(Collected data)
================

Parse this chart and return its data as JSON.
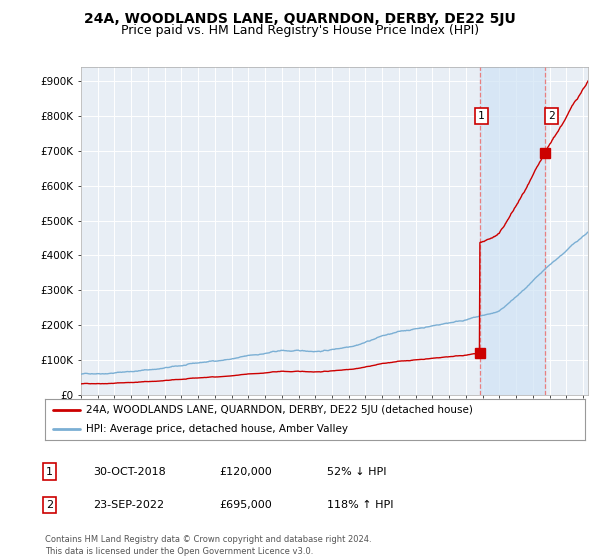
{
  "title": "24A, WOODLANDS LANE, QUARNDON, DERBY, DE22 5JU",
  "subtitle": "Price paid vs. HM Land Registry's House Price Index (HPI)",
  "ylabel_ticks": [
    "£0",
    "£100K",
    "£200K",
    "£300K",
    "£400K",
    "£500K",
    "£600K",
    "£700K",
    "£800K",
    "£900K"
  ],
  "ytick_values": [
    0,
    100000,
    200000,
    300000,
    400000,
    500000,
    600000,
    700000,
    800000,
    900000
  ],
  "ylim": [
    0,
    940000
  ],
  "xlim_start": 1995.3,
  "xlim_end": 2025.3,
  "hpi_color": "#7bafd4",
  "property_color": "#cc0000",
  "sale1_x": 2018.83,
  "sale1_y": 120000,
  "sale2_x": 2022.72,
  "sale2_y": 695000,
  "vline_color": "#e88080",
  "shade_color": "#d0e4f5",
  "legend_property": "24A, WOODLANDS LANE, QUARNDON, DERBY, DE22 5JU (detached house)",
  "legend_hpi": "HPI: Average price, detached house, Amber Valley",
  "table_row1": [
    "1",
    "30-OCT-2018",
    "£120,000",
    "52% ↓ HPI"
  ],
  "table_row2": [
    "2",
    "23-SEP-2022",
    "£695,000",
    "118% ↑ HPI"
  ],
  "footer": "Contains HM Land Registry data © Crown copyright and database right 2024.\nThis data is licensed under the Open Government Licence v3.0.",
  "bg_color": "#ffffff",
  "plot_bg_color": "#e8eef5",
  "grid_color": "#ffffff",
  "title_fontsize": 10,
  "subtitle_fontsize": 9
}
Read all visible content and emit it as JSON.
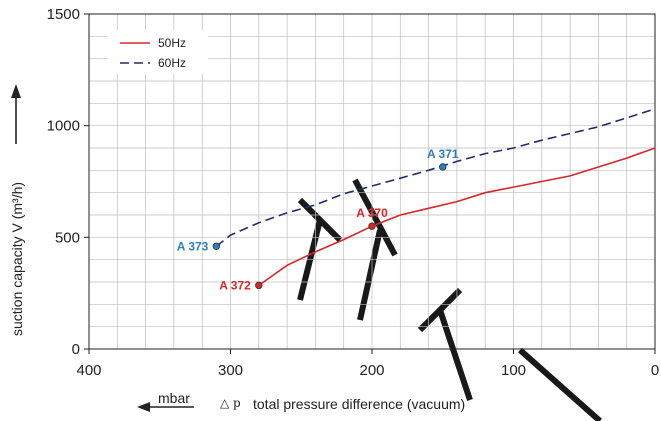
{
  "chart_data": {
    "type": "line",
    "xlabel_prefix": "△ p",
    "xlabel": "total pressure difference (vacuum)",
    "ylabel": "suction capacity V (m³/h)",
    "unit_label": "mbar",
    "xlim": [
      400,
      0
    ],
    "ylim": [
      0,
      1500
    ],
    "x_ticks": [
      400,
      300,
      200,
      100,
      0
    ],
    "y_ticks": [
      0,
      500,
      1000,
      1500
    ],
    "grid": true,
    "legend_position": "top-left",
    "series": [
      {
        "name": "50Hz",
        "color": "#d9262b",
        "dash": "solid",
        "points": [
          [
            280,
            285
          ],
          [
            260,
            375
          ],
          [
            240,
            435
          ],
          [
            220,
            490
          ],
          [
            200,
            550
          ],
          [
            180,
            600
          ],
          [
            160,
            630
          ],
          [
            140,
            660
          ],
          [
            120,
            700
          ],
          [
            100,
            725
          ],
          [
            80,
            750
          ],
          [
            60,
            775
          ],
          [
            40,
            815
          ],
          [
            20,
            855
          ],
          [
            0,
            900
          ]
        ]
      },
      {
        "name": "60Hz",
        "color": "#1f2d6e",
        "dash": "dashed",
        "points": [
          [
            310,
            460
          ],
          [
            300,
            510
          ],
          [
            280,
            565
          ],
          [
            260,
            610
          ],
          [
            240,
            645
          ],
          [
            220,
            695
          ],
          [
            200,
            730
          ],
          [
            180,
            765
          ],
          [
            160,
            800
          ],
          [
            140,
            840
          ],
          [
            120,
            875
          ],
          [
            100,
            900
          ],
          [
            80,
            935
          ],
          [
            60,
            965
          ],
          [
            40,
            995
          ],
          [
            20,
            1035
          ],
          [
            0,
            1075
          ]
        ]
      }
    ],
    "annotations": [
      {
        "label": "A 372",
        "x": 280,
        "y": 285,
        "color": "#d9262b",
        "side": "left"
      },
      {
        "label": "A 370",
        "x": 200,
        "y": 550,
        "color": "#d9262b",
        "side": "above"
      },
      {
        "label": "A 373",
        "x": 310,
        "y": 460,
        "color": "#2a7fc1",
        "side": "left"
      },
      {
        "label": "A 371",
        "x": 150,
        "y": 815,
        "color": "#2a7fc1",
        "side": "above"
      }
    ]
  }
}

================

= AIM OF THE TASK =
Return only the number of lines in the data that contain "LANE".

= FINISHED ANSWER =
2